* [Extracted text]
The new TOEIC Speaking and Writing Tests have been added to the TOEIC English-language learning product line. They complement the TOEIC Listening and Reading Test for a full assessment of a person's ability to communicate in English across all four language skills.

In Colombia people can present the TOEIC Listening and Reading Test.

What Is TOEIC?

The Test of English for International Communication™ (TOEIC®) is an English language test designed specifically to measure the everyday English skills of people working in an international environment.

Who Takes It And Why?

Nonnative English speakers take the test to demonstrate English proficiency when applying for new positions and obtaining credentials.

Where Do People Take It?

The test is given at open public sessions, and at companies and language schools around the world.

Who Accepts It?

The test is widely accepted by corporations, English-language programs, and government agencies around the world.

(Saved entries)
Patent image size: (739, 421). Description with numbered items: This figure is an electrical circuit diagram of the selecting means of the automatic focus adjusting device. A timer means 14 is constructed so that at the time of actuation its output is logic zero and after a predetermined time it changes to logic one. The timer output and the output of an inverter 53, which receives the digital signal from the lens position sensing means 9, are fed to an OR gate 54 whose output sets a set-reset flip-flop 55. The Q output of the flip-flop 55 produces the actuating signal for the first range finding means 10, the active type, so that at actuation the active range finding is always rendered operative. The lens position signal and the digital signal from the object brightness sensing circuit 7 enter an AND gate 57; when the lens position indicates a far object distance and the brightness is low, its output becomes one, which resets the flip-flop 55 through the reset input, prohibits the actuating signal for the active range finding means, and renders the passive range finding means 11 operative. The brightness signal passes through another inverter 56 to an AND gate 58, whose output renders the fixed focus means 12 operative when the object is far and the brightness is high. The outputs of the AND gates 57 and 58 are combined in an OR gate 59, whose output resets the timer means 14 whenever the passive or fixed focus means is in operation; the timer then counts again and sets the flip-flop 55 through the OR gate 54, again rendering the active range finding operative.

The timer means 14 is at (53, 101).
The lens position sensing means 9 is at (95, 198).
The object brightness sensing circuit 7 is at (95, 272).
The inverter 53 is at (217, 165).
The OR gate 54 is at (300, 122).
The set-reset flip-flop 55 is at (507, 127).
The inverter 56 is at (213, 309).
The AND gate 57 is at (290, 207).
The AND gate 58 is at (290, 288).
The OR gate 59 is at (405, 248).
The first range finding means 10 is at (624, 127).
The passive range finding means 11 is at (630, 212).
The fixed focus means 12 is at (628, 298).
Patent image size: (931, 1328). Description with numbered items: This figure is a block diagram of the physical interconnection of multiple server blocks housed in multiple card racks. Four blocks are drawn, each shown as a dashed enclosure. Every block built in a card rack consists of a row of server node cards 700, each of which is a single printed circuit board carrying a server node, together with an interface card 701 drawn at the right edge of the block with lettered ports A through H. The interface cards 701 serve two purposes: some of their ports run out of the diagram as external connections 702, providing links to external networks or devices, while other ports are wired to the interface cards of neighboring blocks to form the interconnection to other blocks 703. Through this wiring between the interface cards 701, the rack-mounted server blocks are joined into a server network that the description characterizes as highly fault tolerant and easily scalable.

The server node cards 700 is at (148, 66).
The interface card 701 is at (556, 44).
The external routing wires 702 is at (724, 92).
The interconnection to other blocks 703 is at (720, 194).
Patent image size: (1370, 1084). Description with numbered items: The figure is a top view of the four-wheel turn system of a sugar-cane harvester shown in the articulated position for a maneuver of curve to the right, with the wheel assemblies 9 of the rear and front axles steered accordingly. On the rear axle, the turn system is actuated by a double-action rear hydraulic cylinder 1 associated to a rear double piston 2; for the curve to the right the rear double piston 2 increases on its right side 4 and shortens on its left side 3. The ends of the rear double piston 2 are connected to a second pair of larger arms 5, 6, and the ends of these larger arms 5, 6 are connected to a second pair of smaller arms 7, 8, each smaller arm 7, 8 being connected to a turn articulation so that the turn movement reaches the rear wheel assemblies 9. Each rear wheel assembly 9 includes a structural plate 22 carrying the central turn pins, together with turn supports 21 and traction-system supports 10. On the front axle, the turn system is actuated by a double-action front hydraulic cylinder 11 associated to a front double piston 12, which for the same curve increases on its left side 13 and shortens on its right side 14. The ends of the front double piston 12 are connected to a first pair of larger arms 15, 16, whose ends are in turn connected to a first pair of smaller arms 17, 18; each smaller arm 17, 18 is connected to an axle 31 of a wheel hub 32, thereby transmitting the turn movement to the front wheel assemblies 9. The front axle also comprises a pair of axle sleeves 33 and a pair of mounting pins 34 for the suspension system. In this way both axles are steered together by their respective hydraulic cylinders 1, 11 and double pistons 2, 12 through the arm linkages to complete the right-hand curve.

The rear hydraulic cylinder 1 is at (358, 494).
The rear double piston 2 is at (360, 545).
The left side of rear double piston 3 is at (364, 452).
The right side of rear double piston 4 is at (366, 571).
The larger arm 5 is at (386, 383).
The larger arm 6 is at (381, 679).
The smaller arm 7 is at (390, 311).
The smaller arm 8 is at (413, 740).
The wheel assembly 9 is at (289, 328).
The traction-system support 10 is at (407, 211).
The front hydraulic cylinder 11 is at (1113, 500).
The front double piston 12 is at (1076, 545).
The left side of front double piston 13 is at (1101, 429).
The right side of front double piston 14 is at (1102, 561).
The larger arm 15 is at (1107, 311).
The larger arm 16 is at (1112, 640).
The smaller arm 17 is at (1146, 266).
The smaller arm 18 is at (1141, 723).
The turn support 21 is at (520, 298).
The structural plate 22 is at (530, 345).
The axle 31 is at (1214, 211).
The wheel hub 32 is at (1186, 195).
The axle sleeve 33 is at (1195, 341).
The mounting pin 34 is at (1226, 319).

* [Things to do]
**A.** According to the TOEIC overview, which kinds of organizations accept the test?
**B.** Pick up the TOEIC overview after its final sentence and carry it forward.

* [Responses in order]
**A.** Corporations, English-language programs, and government agencies.

**B.**
  • Corporations use TOEIC test to document progress in English training programs, recruit and promote employees, and put standard measurements in place across locations.
  • English Programs use it to place students at the right learning levels, and show student progress and program effectiveness.
  • Government agencies use it to document progress in English language courses, and to recruit, promote and hire employees.

Testing Format

The TOEIC test is a paper-and-pencil, multiple-choice assessment that uses audiocassettes, pictures, and written materials to evaluate English-language skills.


Test Content

The TOEIC test is a paper-and-pencil, multiple-choice assessment. There are two separately timed sections of 100 questions each.

Section I: Listening

Examinees listen to a variety of questions and short conversations recorded in English, then answer questions based on what they heard.

  • Part 1: Photographs (20 items)
  • Part 2: Question - Response (30 items)
  • Part 3: Short Conversations (30 items)
  • Part 4: Short Talks (20 items)

Section II: Reading

Examinees read a variety of materials and respond at their own pace to questions based on the content.

  • Part 5: Incomplete Sentences (40 items)
  • Part 6: Error Recognition (20 items)
  • Part 7: Reading Comprehension (40 items)

Test Length

The test lasts approximately 2 ½ hours. Examinees have:

  • 45 minutes for Section I
  • 75 minutes for Section II, and
  • the remaining time to respond to biographical questions and a brief questionnaire about education and work history.
Taken from the ETS webpage www.ets.org.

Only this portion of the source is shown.